Items:
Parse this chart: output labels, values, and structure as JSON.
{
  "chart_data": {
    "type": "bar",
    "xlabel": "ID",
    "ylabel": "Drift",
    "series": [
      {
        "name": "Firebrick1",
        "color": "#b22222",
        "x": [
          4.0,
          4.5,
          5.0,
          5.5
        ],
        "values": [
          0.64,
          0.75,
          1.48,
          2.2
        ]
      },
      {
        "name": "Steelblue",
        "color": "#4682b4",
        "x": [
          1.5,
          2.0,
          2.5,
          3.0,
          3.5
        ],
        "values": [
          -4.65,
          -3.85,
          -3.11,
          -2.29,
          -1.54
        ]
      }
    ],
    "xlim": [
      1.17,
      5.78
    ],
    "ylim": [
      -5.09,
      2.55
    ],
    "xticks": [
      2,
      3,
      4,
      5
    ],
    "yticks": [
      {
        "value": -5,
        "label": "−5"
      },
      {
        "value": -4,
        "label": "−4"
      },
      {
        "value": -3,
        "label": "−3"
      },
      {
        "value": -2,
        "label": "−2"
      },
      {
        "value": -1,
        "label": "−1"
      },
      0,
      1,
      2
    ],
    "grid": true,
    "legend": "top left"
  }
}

Written request:
Retype the entries exactly, including every line.

Full output:
Parse this chart: output labels, values, and structure as JSON.
{
  "chart_data": {
    "type": "bar",
    "xlabel": "ID",
    "ylabel": "Drift",
    "series": [
      {
        "name": "Firebrick1",
        "color": "#b22222",
        "x": [
          4.0,
          4.5,
          5.0,
          5.5
        ],
        "values": [
          0.64,
          0.75,
          1.48,
          2.2
        ]
      },
      {
        "name": "Steelblue",
        "color": "#4682b4",
        "x": [
          1.5,
          2.0,
          2.5,
          3.0,
          3.5
        ],
        "values": [
          -4.65,
          -3.85,
          -3.11,
          -2.29,
          -1.54
        ]
      }
    ],
    "xlim": [
      1.17,
      5.78
    ],
    "ylim": [
      -5.09,
      2.55
    ],
    "xticks": [
      2,
      3,
      4,
      5
    ],
    "yticks": [
      {
        "value": -5,
        "label": "−5"
      },
      {
        "value": -4,
        "label": "−4"
      },
      {
        "value": -3,
        "label": "−3"
      },
      {
        "value": -2,
        "label": "−2"
      },
      {
        "value": -1,
        "label": "−1"
      },
      0,
      1,
      2
    ],
    "grid": true,
    "legend": "top left"
  }
}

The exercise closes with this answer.